* start Raw records *
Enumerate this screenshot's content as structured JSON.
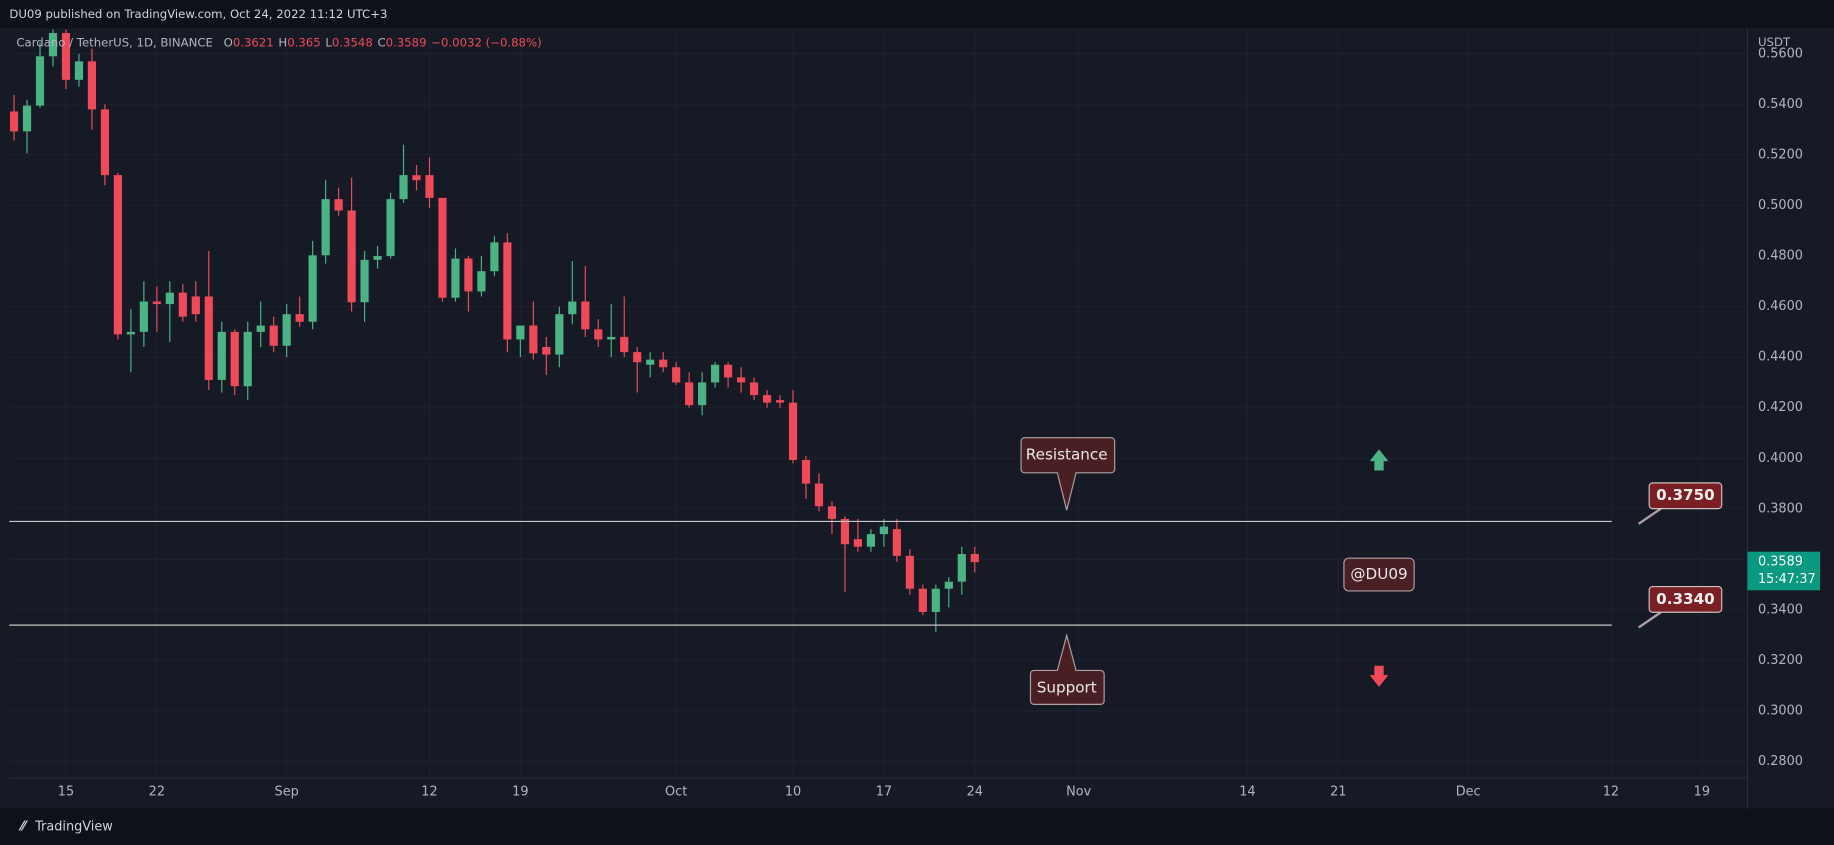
{
  "chart_data": {
    "type": "candlestick",
    "header": "DU09 published on TradingView.com, Oct 24, 2022 11:12 UTC+3",
    "symbol": "Cardano / TetherUS, 1D, BINANCE",
    "ohlc_labels": [
      "O",
      "H",
      "L",
      "C"
    ],
    "change": "−0.0032 (−0.88%)",
    "axis_unit": "USDT",
    "up_color": "#4bb384",
    "down_color": "#ef4a5a",
    "ohlc": [
      [
        0.5372,
        0.5437,
        0.5257,
        0.5293
      ],
      [
        0.5293,
        0.5418,
        0.5206,
        0.5395
      ],
      [
        0.5395,
        0.5645,
        0.5386,
        0.559
      ],
      [
        0.559,
        0.57,
        0.555,
        0.5682
      ],
      [
        0.5682,
        0.57,
        0.546,
        0.5497
      ],
      [
        0.5497,
        0.56,
        0.547,
        0.557
      ],
      [
        0.557,
        0.562,
        0.53,
        0.538
      ],
      [
        0.538,
        0.54,
        0.508,
        0.512
      ],
      [
        0.512,
        0.513,
        0.447,
        0.449
      ],
      [
        0.449,
        0.459,
        0.434,
        0.45
      ],
      [
        0.45,
        0.47,
        0.444,
        0.462
      ],
      [
        0.462,
        0.468,
        0.45,
        0.461
      ],
      [
        0.461,
        0.47,
        0.446,
        0.4655
      ],
      [
        0.4655,
        0.469,
        0.454,
        0.456
      ],
      [
        0.464,
        0.47,
        0.454,
        0.457
      ],
      [
        0.464,
        0.482,
        0.427,
        0.431
      ],
      [
        0.431,
        0.454,
        0.426,
        0.45
      ],
      [
        0.45,
        0.451,
        0.425,
        0.4285
      ],
      [
        0.4285,
        0.454,
        0.423,
        0.45
      ],
      [
        0.45,
        0.462,
        0.444,
        0.4525
      ],
      [
        0.4525,
        0.456,
        0.442,
        0.4445
      ],
      [
        0.4445,
        0.461,
        0.44,
        0.457
      ],
      [
        0.457,
        0.464,
        0.452,
        0.454
      ],
      [
        0.454,
        0.486,
        0.451,
        0.4803
      ],
      [
        0.4803,
        0.51,
        0.477,
        0.5025
      ],
      [
        0.5025,
        0.507,
        0.496,
        0.498
      ],
      [
        0.498,
        0.511,
        0.458,
        0.4617
      ],
      [
        0.4617,
        0.482,
        0.454,
        0.4785
      ],
      [
        0.4785,
        0.484,
        0.475,
        0.48
      ],
      [
        0.48,
        0.505,
        0.479,
        0.5025
      ],
      [
        0.5025,
        0.524,
        0.501,
        0.512
      ],
      [
        0.512,
        0.516,
        0.506,
        0.51
      ],
      [
        0.512,
        0.519,
        0.499,
        0.503
      ],
      [
        0.503,
        0.503,
        0.462,
        0.4635
      ],
      [
        0.4635,
        0.483,
        0.462,
        0.479
      ],
      [
        0.479,
        0.48,
        0.458,
        0.466
      ],
      [
        0.466,
        0.48,
        0.464,
        0.474
      ],
      [
        0.474,
        0.488,
        0.472,
        0.4854
      ],
      [
        0.4854,
        0.489,
        0.442,
        0.447
      ],
      [
        0.447,
        0.452,
        0.44,
        0.4525
      ],
      [
        0.4525,
        0.462,
        0.439,
        0.4415
      ],
      [
        0.444,
        0.448,
        0.433,
        0.441
      ],
      [
        0.441,
        0.46,
        0.436,
        0.457
      ],
      [
        0.457,
        0.478,
        0.453,
        0.462
      ],
      [
        0.462,
        0.476,
        0.448,
        0.451
      ],
      [
        0.451,
        0.455,
        0.444,
        0.447
      ],
      [
        0.447,
        0.461,
        0.44,
        0.448
      ],
      [
        0.448,
        0.464,
        0.44,
        0.442
      ],
      [
        0.442,
        0.444,
        0.426,
        0.438
      ],
      [
        0.437,
        0.442,
        0.432,
        0.439
      ],
      [
        0.439,
        0.442,
        0.434,
        0.436
      ],
      [
        0.436,
        0.438,
        0.429,
        0.43
      ],
      [
        0.43,
        0.434,
        0.42,
        0.421
      ],
      [
        0.421,
        0.434,
        0.417,
        0.43
      ],
      [
        0.43,
        0.438,
        0.428,
        0.437
      ],
      [
        0.437,
        0.438,
        0.428,
        0.432
      ],
      [
        0.432,
        0.436,
        0.426,
        0.43
      ],
      [
        0.43,
        0.432,
        0.423,
        0.425
      ],
      [
        0.425,
        0.427,
        0.42,
        0.422
      ],
      [
        0.423,
        0.425,
        0.42,
        0.422
      ],
      [
        0.422,
        0.427,
        0.398,
        0.3993
      ],
      [
        0.3993,
        0.401,
        0.384,
        0.39
      ],
      [
        0.39,
        0.394,
        0.379,
        0.381
      ],
      [
        0.381,
        0.383,
        0.37,
        0.376
      ],
      [
        0.376,
        0.377,
        0.347,
        0.366
      ],
      [
        0.368,
        0.376,
        0.363,
        0.365
      ],
      [
        0.365,
        0.372,
        0.363,
        0.37
      ],
      [
        0.37,
        0.376,
        0.365,
        0.373
      ],
      [
        0.372,
        0.376,
        0.359,
        0.3614
      ],
      [
        0.3614,
        0.364,
        0.346,
        0.3484
      ],
      [
        0.3484,
        0.35,
        0.338,
        0.3392
      ],
      [
        0.3392,
        0.35,
        0.3313,
        0.3484
      ],
      [
        0.3484,
        0.353,
        0.341,
        0.3512
      ],
      [
        0.3512,
        0.365,
        0.346,
        0.3621
      ],
      [
        0.3621,
        0.365,
        0.3548,
        0.3589
      ]
    ],
    "ylim": [
      0.2735,
      0.5696
    ],
    "yticks": [
      {
        "value": 0.28,
        "label": "0.2800"
      },
      {
        "value": 0.3,
        "label": "0.3000"
      },
      {
        "value": 0.32,
        "label": "0.3200"
      },
      {
        "value": 0.34,
        "label": "0.3400"
      },
      {
        "value": 0.36,
        "label": "0.3600"
      },
      {
        "value": 0.38,
        "label": "0.3800"
      },
      {
        "value": 0.4,
        "label": "0.4000"
      },
      {
        "value": 0.42,
        "label": "0.4200"
      },
      {
        "value": 0.44,
        "label": "0.4400"
      },
      {
        "value": 0.46,
        "label": "0.4600"
      },
      {
        "value": 0.48,
        "label": "0.4800"
      },
      {
        "value": 0.5,
        "label": "0.5000"
      },
      {
        "value": 0.52,
        "label": "0.5200"
      },
      {
        "value": 0.54,
        "label": "0.5400"
      },
      {
        "value": 0.56,
        "label": "0.5600"
      }
    ],
    "xticks": [
      {
        "value": 4,
        "label": "15"
      },
      {
        "value": 11,
        "label": "22"
      },
      {
        "value": 21,
        "label": "Sep"
      },
      {
        "value": 32,
        "label": "12"
      },
      {
        "value": 39,
        "label": "19"
      },
      {
        "value": 51,
        "label": "Oct"
      },
      {
        "value": 60,
        "label": "10"
      },
      {
        "value": 67,
        "label": "17"
      },
      {
        "value": 74,
        "label": "24"
      },
      {
        "value": 82,
        "label": "Nov"
      },
      {
        "value": 95,
        "label": "14"
      },
      {
        "value": 102,
        "label": "21"
      },
      {
        "value": 112,
        "label": "Dec"
      },
      {
        "value": 123,
        "label": "12"
      },
      {
        "value": 130,
        "label": "19"
      }
    ],
    "levels": [
      {
        "value": 0.375,
        "label": "0.3750"
      },
      {
        "value": 0.334,
        "label": "0.3340"
      }
    ],
    "annotations": {
      "resistance": "Resistance",
      "support": "Support",
      "watermark": "@DU09"
    },
    "countdown": "15:47:37",
    "footer": "TradingView"
  }
}
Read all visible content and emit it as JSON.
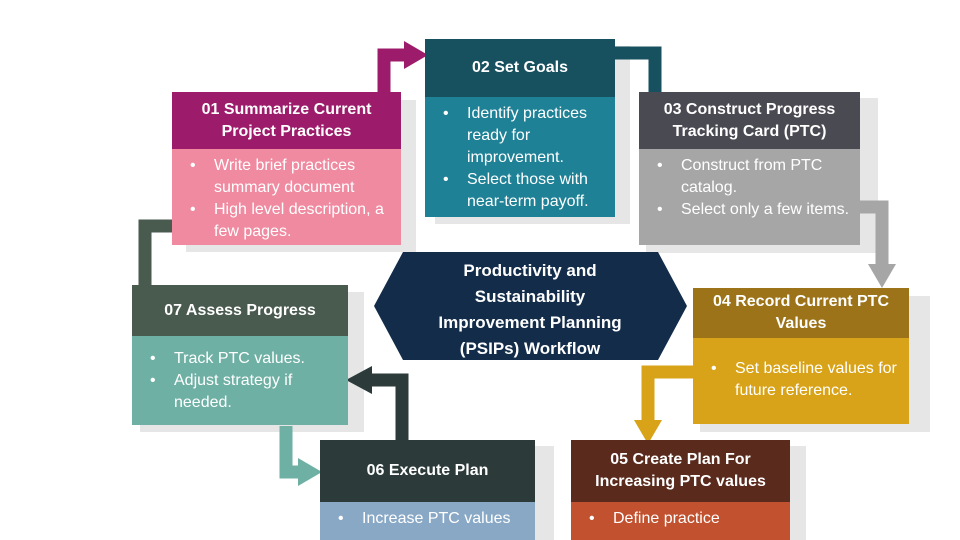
{
  "center": {
    "lines": [
      "Productivity and",
      "Sustainability",
      "Improvement Planning",
      "(PSIPs) Workflow"
    ]
  },
  "steps": [
    {
      "title": "01 Summarize Current Project Practices",
      "bullets": [
        "Write brief practices summary document",
        "High level description, a few pages."
      ]
    },
    {
      "title": "02 Set Goals",
      "bullets": [
        "Identify practices ready for improvement.",
        "Select those with near-term payoff."
      ]
    },
    {
      "title": "03 Construct Progress Tracking Card (PTC)",
      "bullets": [
        "Construct from PTC catalog.",
        "Select only a few items."
      ]
    },
    {
      "title": "04 Record Current PTC Values",
      "bullets": [
        "Set baseline values for future reference."
      ]
    },
    {
      "title": "05 Create Plan For Increasing PTC values",
      "bullets": [
        "Define practice"
      ]
    },
    {
      "title": "06 Execute Plan",
      "bullets": [
        "Increase PTC values"
      ]
    },
    {
      "title": "07 Assess Progress",
      "bullets": [
        "Track PTC values.",
        "Adjust strategy if needed."
      ]
    }
  ],
  "colors": {
    "step01_header": "#9c1c6b",
    "step01_body": "#f08aa0",
    "step02_header": "#17505e",
    "step02_body": "#1f8196",
    "step03_header": "#4a4a52",
    "step03_body": "#a6a6a6",
    "step04_header": "#9c7318",
    "step04_body": "#d8a318",
    "step05_header": "#5a2a1c",
    "step05_body": "#c1512f",
    "step06_header": "#2c3a3a",
    "step06_body": "#89a8c6",
    "step07_header": "#495a4f",
    "step07_body": "#6fb0a5",
    "center_hex": "#122c4a"
  }
}
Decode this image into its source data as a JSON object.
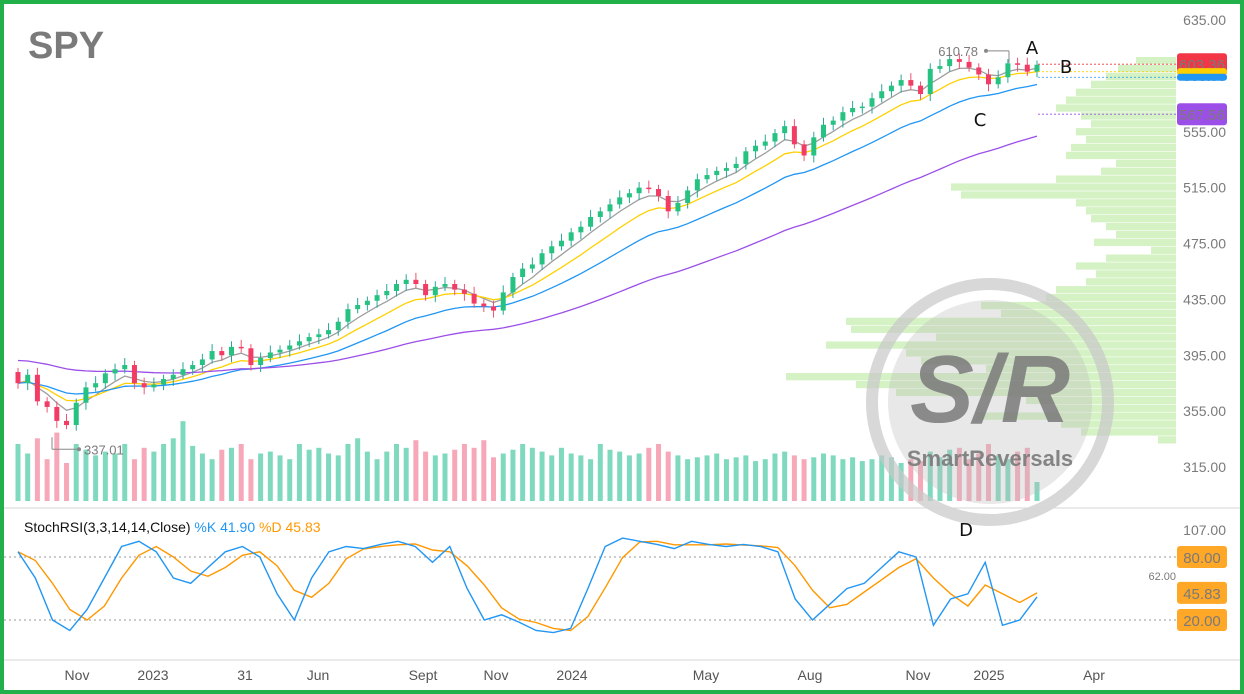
{
  "chart_data": {
    "type": "candlestick",
    "title": "SPY",
    "timeframe": "weekly",
    "x_ticks": [
      "Nov",
      "2023",
      "31",
      "Jun",
      "Sept",
      "Nov",
      "2024",
      "May",
      "Aug",
      "Nov",
      "2025",
      "Apr"
    ],
    "price_axis": {
      "ylim": [
        305,
        640
      ],
      "ticks": [
        "635.00",
        "595.00",
        "555.00",
        "515.00",
        "475.00",
        "435.00",
        "395.00",
        "355.00",
        "315.00"
      ]
    },
    "price_tags": [
      {
        "label": "603.36",
        "value": 603.36,
        "color": "#f23645"
      },
      {
        "label": "",
        "value": 598,
        "color": "#ffd000"
      },
      {
        "label": "",
        "value": 594,
        "color": "#2196f3"
      },
      {
        "label": "567.56",
        "value": 567.56,
        "color": "#9c4fe8"
      }
    ],
    "high_label": {
      "text": "610.78",
      "value": 610.78
    },
    "low_label": {
      "text": "337.01",
      "value": 337.01
    },
    "closes": [
      375,
      381,
      362,
      358,
      348,
      345,
      361,
      372,
      375,
      382,
      385,
      388,
      375,
      372,
      374,
      378,
      381,
      385,
      388,
      392,
      398,
      395,
      401,
      400,
      388,
      393,
      397,
      399,
      402,
      405,
      408,
      410,
      413,
      419,
      428,
      431,
      434,
      438,
      441,
      446,
      449,
      446,
      438,
      444,
      446,
      442,
      439,
      432,
      430,
      427,
      440,
      451,
      457,
      460,
      468,
      473,
      477,
      483,
      487,
      494,
      498,
      503,
      508,
      511,
      515,
      514,
      509,
      498,
      504,
      513,
      521,
      524,
      527,
      529,
      532,
      541,
      545,
      548,
      554,
      559,
      546,
      538,
      551,
      560,
      563,
      569,
      572,
      573,
      579,
      584,
      588,
      592,
      588,
      582,
      600,
      602,
      607,
      605,
      601,
      596,
      589,
      594,
      604,
      603,
      598,
      603
    ],
    "ema_5_color": "#9e9e9e",
    "ema_10_color": "#ffd000",
    "ema_20_color": "#2196f3",
    "ema_50_color": "#9c4fe8",
    "annotations": [
      "A",
      "B",
      "C",
      "D"
    ],
    "watermark": "S/R SmartReversals",
    "stoch_rsi": {
      "label": "StochRSI(3,3,14,14,Close)",
      "k_label": "%K 41.90",
      "d_label": "%D 45.83",
      "k_color": "#2196f3",
      "d_color": "#ff9800",
      "ylim": [
        0,
        107
      ],
      "axis_ticks": [
        "107.00",
        "62.00"
      ],
      "tags": [
        {
          "label": "80.00",
          "value": 80
        },
        {
          "label": "45.83",
          "value": 45.83
        },
        {
          "label": "20.00",
          "value": 20
        }
      ],
      "k": [
        85,
        60,
        20,
        10,
        30,
        60,
        90,
        95,
        85,
        60,
        55,
        70,
        85,
        90,
        80,
        45,
        20,
        60,
        85,
        90,
        88,
        92,
        95,
        90,
        75,
        90,
        50,
        20,
        25,
        18,
        10,
        8,
        12,
        50,
        90,
        98,
        95,
        92,
        88,
        95,
        92,
        90,
        92,
        90,
        85,
        40,
        20,
        35,
        50,
        55,
        70,
        85,
        80,
        15,
        40,
        45,
        75,
        15,
        20,
        42
      ]
    },
    "volume": {
      "up_color": "#7fd9be",
      "down_color": "#f7a8b8",
      "values": [
        30,
        25,
        33,
        22,
        36,
        20,
        30,
        27,
        24,
        26,
        25,
        30,
        22,
        28,
        26,
        30,
        33,
        42,
        29,
        25,
        22,
        27,
        28,
        30,
        22,
        25,
        26,
        24,
        22,
        30,
        27,
        28,
        25,
        24,
        30,
        33,
        26,
        22,
        26,
        30,
        28,
        32,
        26,
        24,
        25,
        27,
        30,
        28,
        32,
        23,
        25,
        27,
        30,
        28,
        26,
        24,
        28,
        25,
        24,
        22,
        30,
        27,
        26,
        24,
        25,
        28,
        30,
        26,
        24,
        22,
        23,
        24,
        25,
        22,
        23,
        24,
        21,
        22,
        25,
        26,
        24,
        22,
        23,
        25,
        24,
        22,
        23,
        21,
        22,
        24,
        23,
        20,
        22,
        21,
        26,
        23,
        27,
        28,
        22,
        25,
        30,
        24,
        22,
        26,
        28,
        10
      ]
    }
  }
}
* end Raw records *
_Do this:_ Search the data for "Progress" and list every line in which it occurs.

_Full output:_
      "title": "03 Construct Progress Tracking Card (PTC)",
      "title": "07 Assess Progress",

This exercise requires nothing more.